** Records contained in a dataset **
** begin **

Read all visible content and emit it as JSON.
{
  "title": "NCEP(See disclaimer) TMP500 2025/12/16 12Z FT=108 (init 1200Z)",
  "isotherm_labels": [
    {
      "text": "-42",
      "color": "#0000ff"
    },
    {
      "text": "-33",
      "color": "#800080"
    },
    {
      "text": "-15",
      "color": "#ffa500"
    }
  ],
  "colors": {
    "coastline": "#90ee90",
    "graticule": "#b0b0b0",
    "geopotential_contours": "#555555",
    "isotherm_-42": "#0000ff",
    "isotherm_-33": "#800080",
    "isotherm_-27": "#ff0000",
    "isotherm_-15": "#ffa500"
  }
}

** end **

Reproduce the data, keeping every line exactly the same.

Read all visible content and emit it as JSON.
{
  "title": "NCEP(See disclaimer) TMP500 2025/12/16 12Z FT=108 (init 1200Z)",
  "isotherm_labels": [
    {
      "text": "-42",
      "color": "#0000ff"
    },
    {
      "text": "-33",
      "color": "#800080"
    },
    {
      "text": "-15",
      "color": "#ffa500"
    }
  ],
  "colors": {
    "coastline": "#90ee90",
    "graticule": "#b0b0b0",
    "geopotential_contours": "#555555",
    "isotherm_-42": "#0000ff",
    "isotherm_-33": "#800080",
    "isotherm_-27": "#ff0000",
    "isotherm_-15": "#ffa500"
  }
}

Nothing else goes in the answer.